Figure collection entries:
* * *
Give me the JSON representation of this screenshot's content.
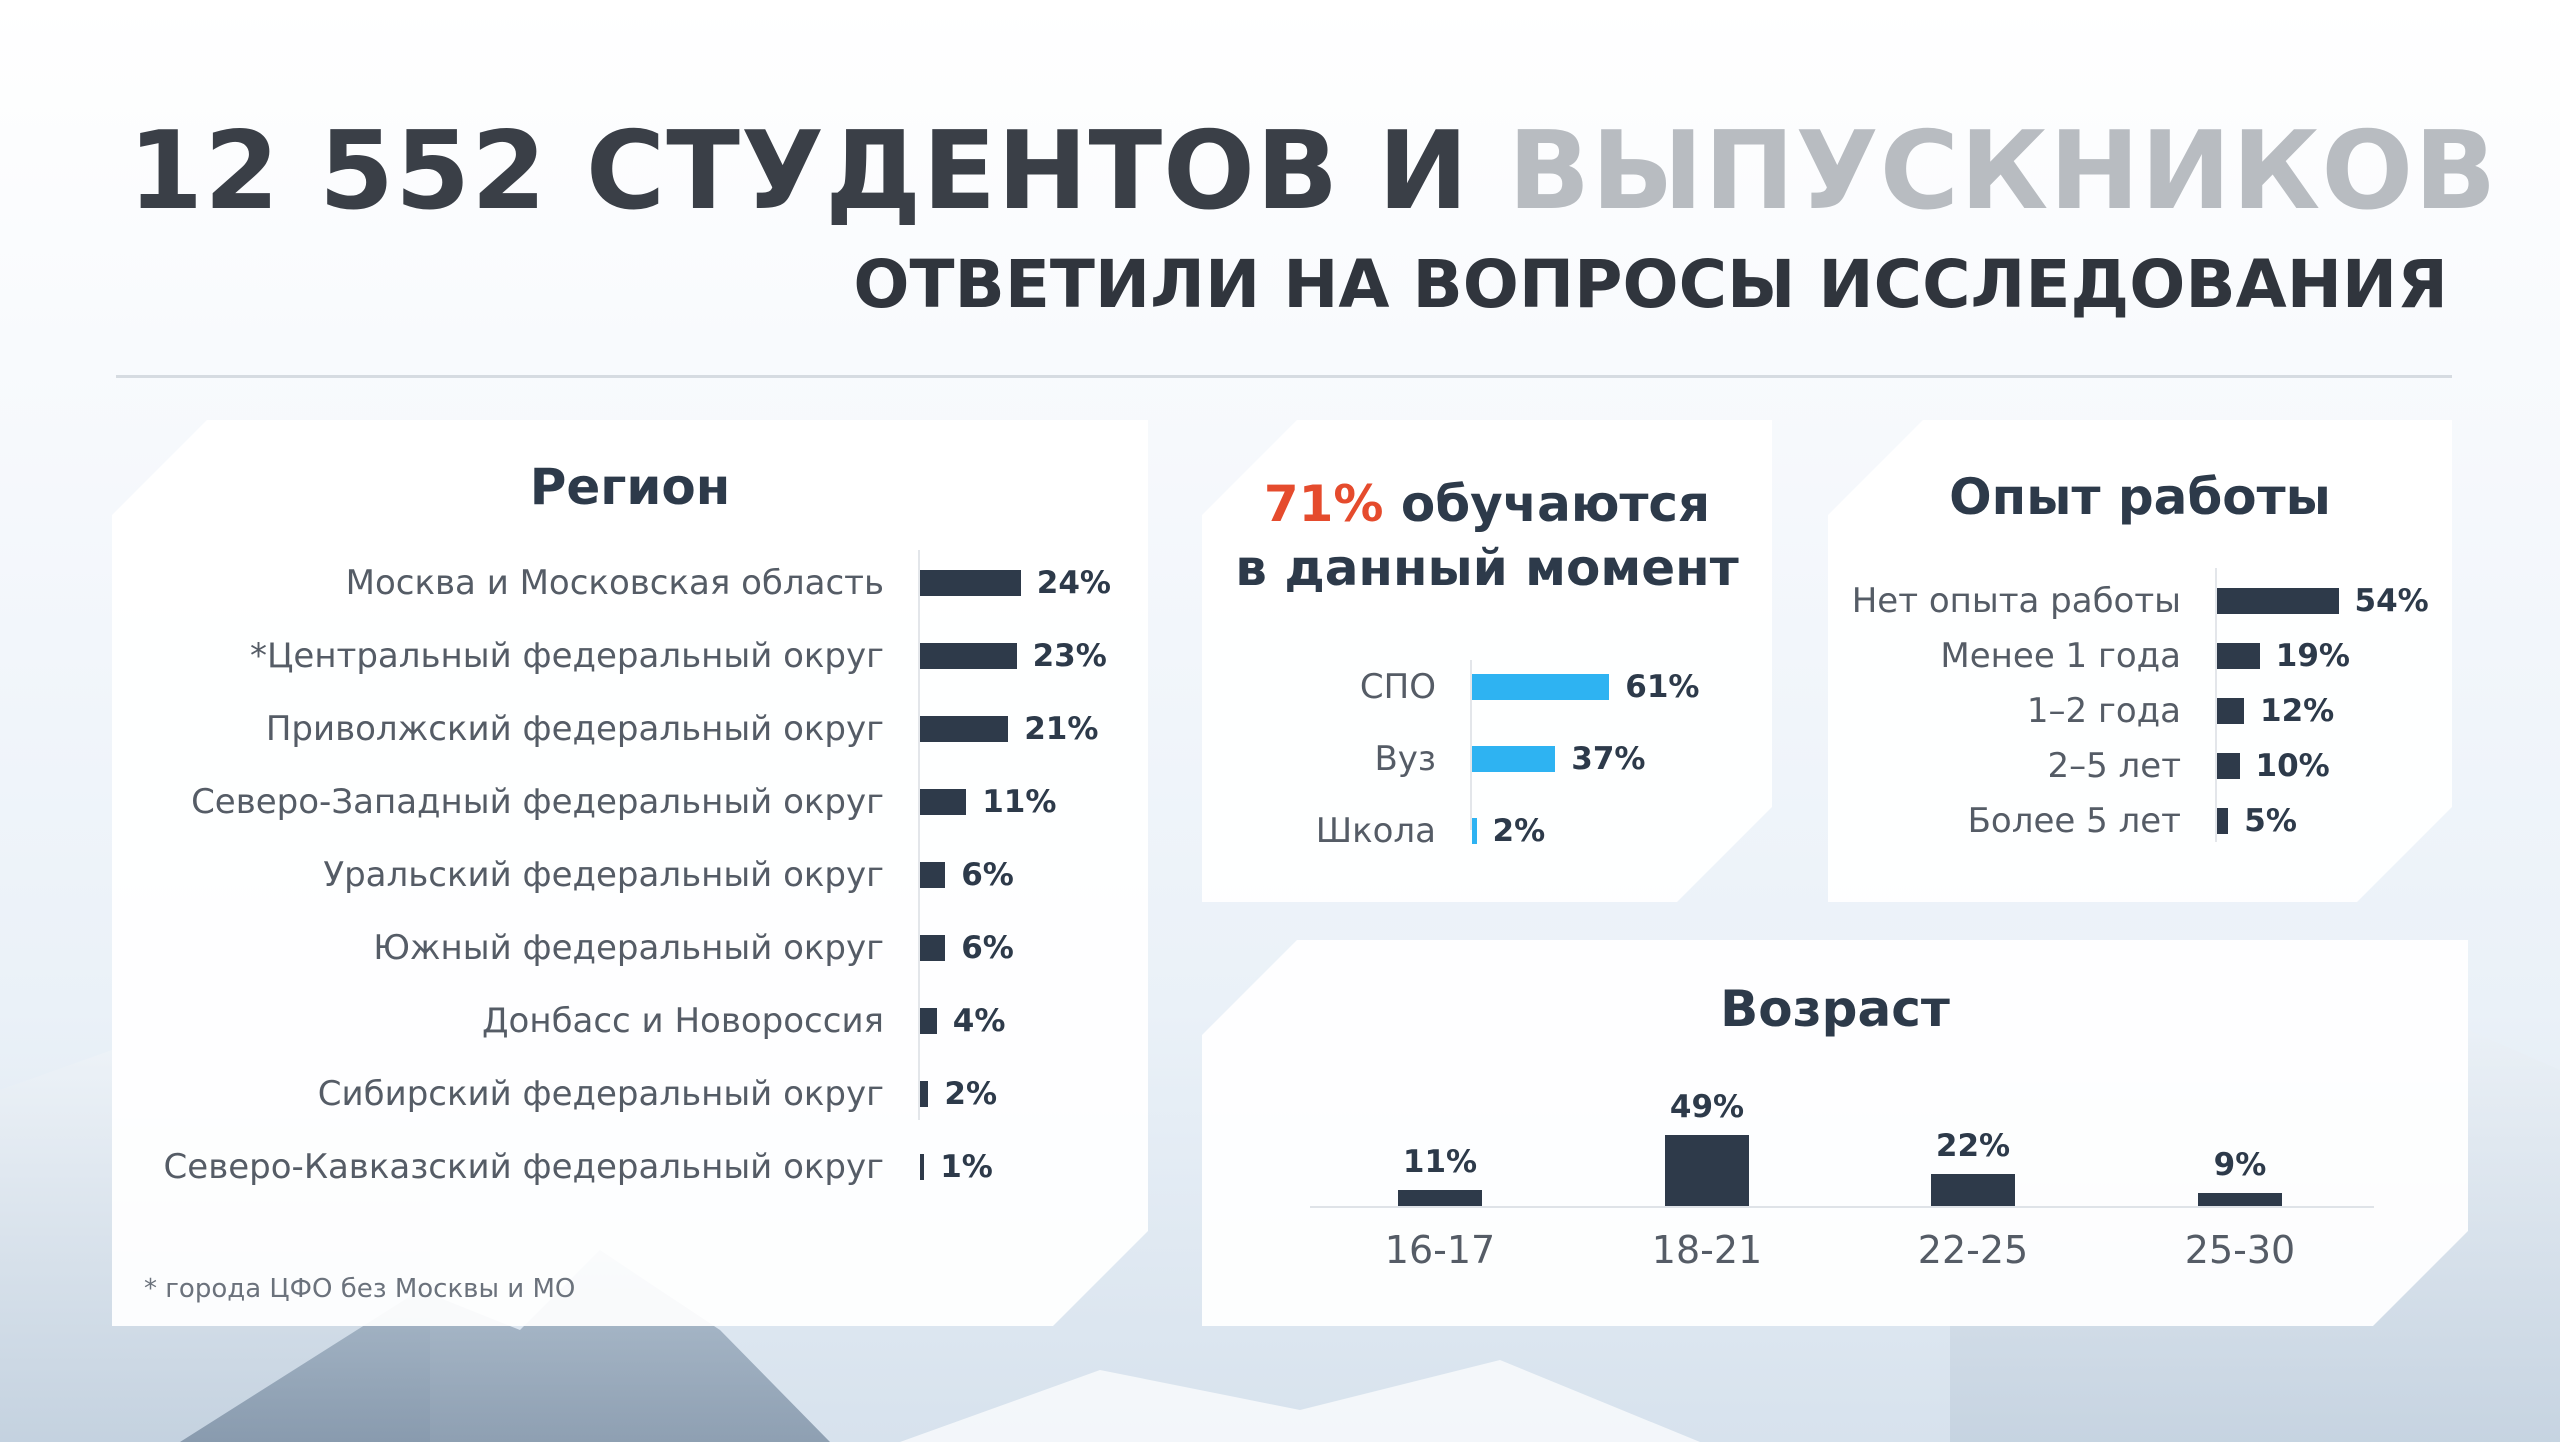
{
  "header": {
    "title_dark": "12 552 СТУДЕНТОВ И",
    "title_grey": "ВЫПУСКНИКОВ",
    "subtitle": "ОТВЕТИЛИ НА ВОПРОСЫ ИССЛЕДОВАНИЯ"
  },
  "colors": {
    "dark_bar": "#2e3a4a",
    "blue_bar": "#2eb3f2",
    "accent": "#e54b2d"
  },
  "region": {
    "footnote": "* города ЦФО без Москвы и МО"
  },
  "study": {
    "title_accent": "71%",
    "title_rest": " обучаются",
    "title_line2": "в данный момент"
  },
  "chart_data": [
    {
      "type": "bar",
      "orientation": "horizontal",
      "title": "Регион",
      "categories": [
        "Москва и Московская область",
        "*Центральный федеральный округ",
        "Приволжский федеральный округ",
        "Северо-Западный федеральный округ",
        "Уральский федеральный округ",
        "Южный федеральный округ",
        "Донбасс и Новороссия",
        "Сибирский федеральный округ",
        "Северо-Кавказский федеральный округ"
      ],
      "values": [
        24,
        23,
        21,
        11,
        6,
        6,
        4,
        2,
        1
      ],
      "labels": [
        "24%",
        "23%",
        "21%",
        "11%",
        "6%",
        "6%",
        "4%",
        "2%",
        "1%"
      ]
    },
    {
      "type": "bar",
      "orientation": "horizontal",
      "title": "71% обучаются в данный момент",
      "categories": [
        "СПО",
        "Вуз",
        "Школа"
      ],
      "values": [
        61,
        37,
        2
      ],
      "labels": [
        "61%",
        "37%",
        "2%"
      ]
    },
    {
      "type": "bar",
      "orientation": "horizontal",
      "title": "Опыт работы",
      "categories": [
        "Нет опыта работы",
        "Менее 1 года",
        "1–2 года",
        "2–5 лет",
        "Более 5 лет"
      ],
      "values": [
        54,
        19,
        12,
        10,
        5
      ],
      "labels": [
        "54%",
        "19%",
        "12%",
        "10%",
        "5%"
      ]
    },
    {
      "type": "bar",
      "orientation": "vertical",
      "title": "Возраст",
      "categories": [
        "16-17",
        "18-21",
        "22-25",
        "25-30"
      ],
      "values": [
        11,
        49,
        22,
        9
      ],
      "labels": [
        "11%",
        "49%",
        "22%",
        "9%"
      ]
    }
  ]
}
* * *
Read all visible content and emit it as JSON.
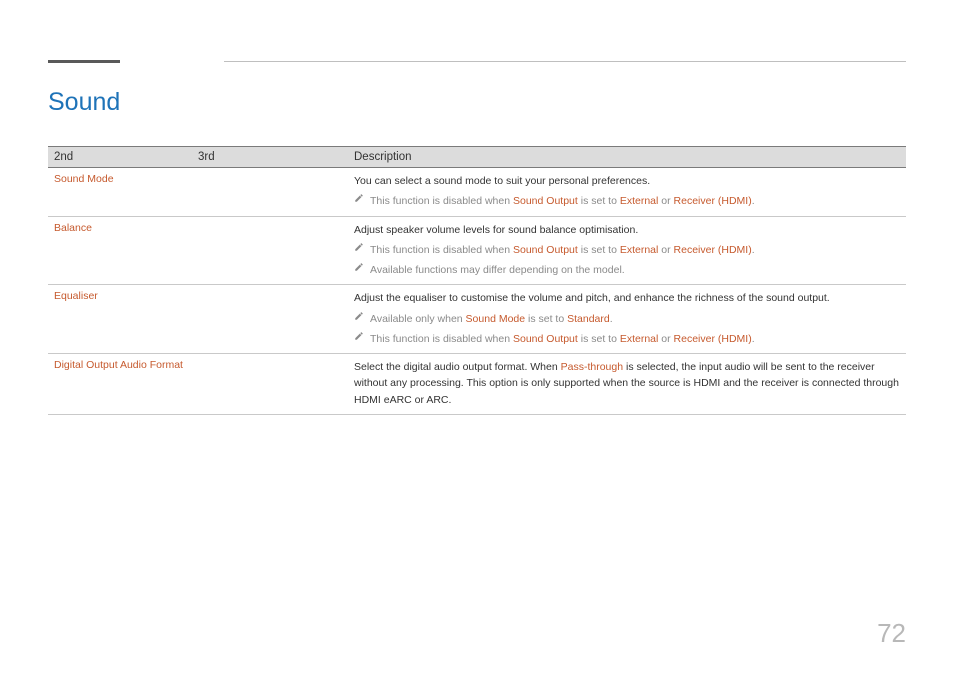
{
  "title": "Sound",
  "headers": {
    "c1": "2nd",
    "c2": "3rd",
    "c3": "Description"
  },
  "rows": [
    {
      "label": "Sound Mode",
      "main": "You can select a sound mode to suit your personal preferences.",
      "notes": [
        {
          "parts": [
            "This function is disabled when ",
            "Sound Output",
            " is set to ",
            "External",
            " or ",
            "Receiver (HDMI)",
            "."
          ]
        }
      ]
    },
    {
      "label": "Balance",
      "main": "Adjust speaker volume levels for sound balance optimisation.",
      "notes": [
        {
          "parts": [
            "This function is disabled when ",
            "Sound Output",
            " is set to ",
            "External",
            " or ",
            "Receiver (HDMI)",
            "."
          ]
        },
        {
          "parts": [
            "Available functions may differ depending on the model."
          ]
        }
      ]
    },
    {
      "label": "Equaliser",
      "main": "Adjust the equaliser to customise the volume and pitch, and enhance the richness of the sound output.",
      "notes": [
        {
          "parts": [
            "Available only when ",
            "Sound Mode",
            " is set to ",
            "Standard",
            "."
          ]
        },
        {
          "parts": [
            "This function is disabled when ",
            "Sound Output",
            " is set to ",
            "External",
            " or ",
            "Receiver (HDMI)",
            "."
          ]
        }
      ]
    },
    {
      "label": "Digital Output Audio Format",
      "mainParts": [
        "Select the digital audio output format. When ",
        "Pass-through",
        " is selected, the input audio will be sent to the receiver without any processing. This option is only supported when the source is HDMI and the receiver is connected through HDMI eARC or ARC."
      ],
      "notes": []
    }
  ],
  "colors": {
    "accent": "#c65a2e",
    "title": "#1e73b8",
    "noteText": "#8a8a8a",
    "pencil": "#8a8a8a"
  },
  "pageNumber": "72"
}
* * *
• [Given problem] Wherever the word "данный" occurs in a line of the listing, copy that line.

• [Completed exercise]
    "title_line2": "в данный момент"
      "title": "71% обучаются в данный момент",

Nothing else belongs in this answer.